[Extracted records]
****************************************

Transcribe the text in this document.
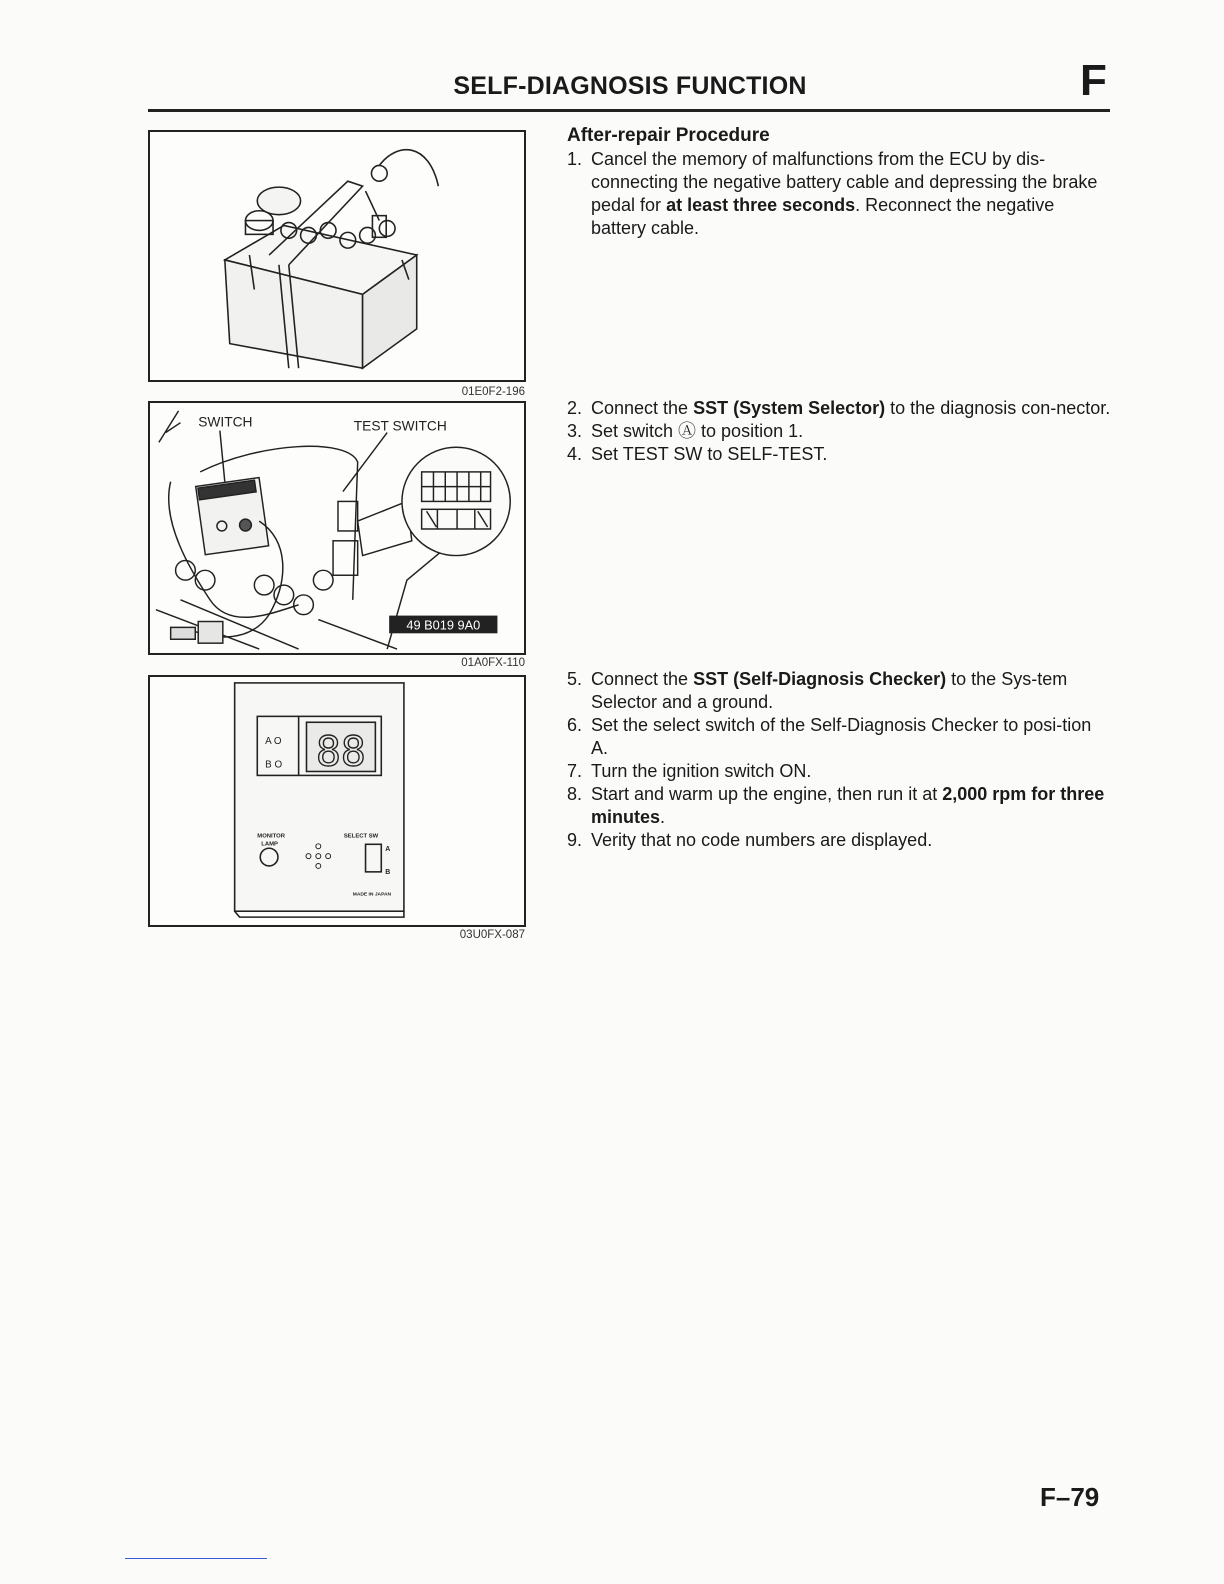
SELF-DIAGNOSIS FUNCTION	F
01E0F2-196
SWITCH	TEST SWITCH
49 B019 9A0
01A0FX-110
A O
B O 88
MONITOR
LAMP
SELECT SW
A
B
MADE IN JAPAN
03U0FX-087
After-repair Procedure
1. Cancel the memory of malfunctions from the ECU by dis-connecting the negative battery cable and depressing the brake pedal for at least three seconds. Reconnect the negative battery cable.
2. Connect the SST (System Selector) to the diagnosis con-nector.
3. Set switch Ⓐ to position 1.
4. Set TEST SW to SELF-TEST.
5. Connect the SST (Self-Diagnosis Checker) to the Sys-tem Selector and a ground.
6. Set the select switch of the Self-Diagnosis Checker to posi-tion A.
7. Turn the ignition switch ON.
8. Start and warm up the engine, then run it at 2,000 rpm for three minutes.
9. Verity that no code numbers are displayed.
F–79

****************************************

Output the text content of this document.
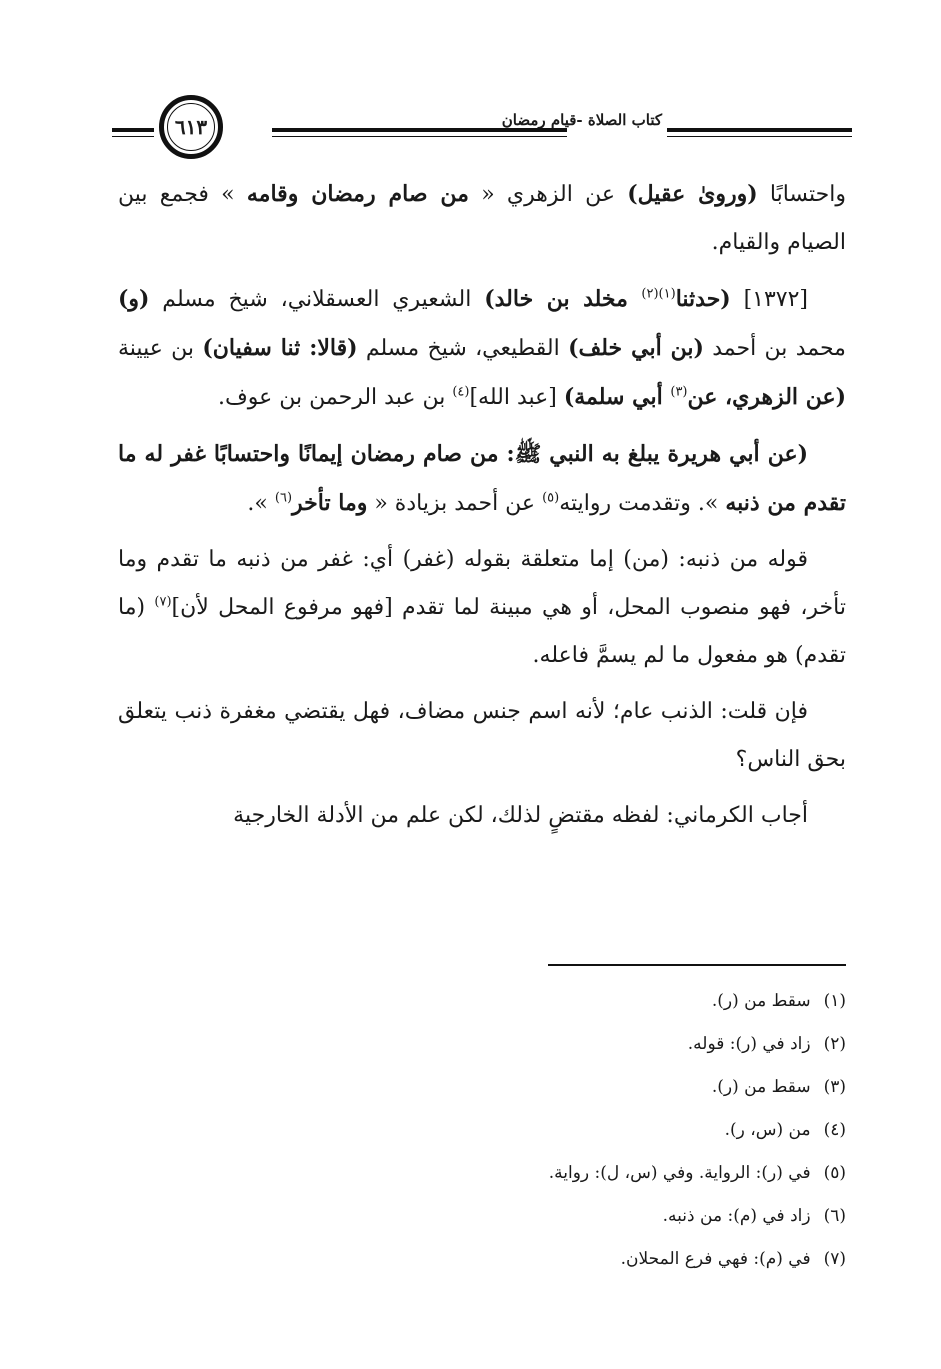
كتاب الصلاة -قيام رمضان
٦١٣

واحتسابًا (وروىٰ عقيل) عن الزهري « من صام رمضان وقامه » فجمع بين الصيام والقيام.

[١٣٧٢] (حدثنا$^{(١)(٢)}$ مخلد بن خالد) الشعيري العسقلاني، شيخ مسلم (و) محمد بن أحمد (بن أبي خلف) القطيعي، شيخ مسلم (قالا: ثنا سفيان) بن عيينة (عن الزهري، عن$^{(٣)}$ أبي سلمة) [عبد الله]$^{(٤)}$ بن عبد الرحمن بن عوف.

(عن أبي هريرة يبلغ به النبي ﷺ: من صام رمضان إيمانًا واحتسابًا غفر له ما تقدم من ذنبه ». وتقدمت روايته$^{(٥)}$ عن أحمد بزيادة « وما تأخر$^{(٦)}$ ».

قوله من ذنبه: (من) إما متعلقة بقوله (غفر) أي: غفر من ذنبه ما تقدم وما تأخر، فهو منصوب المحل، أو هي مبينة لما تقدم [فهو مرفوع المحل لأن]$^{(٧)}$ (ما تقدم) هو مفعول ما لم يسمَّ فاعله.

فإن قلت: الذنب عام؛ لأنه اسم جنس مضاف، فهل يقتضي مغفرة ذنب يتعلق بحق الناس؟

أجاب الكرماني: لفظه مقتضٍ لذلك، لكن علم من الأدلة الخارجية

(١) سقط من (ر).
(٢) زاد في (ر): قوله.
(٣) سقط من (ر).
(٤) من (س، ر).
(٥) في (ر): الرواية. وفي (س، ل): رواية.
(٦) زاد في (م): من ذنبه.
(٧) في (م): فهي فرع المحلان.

****************************************

Instruction: Write down the number of lines where the word "رمضان" appears, and nothing further.

Solution to this problem: 3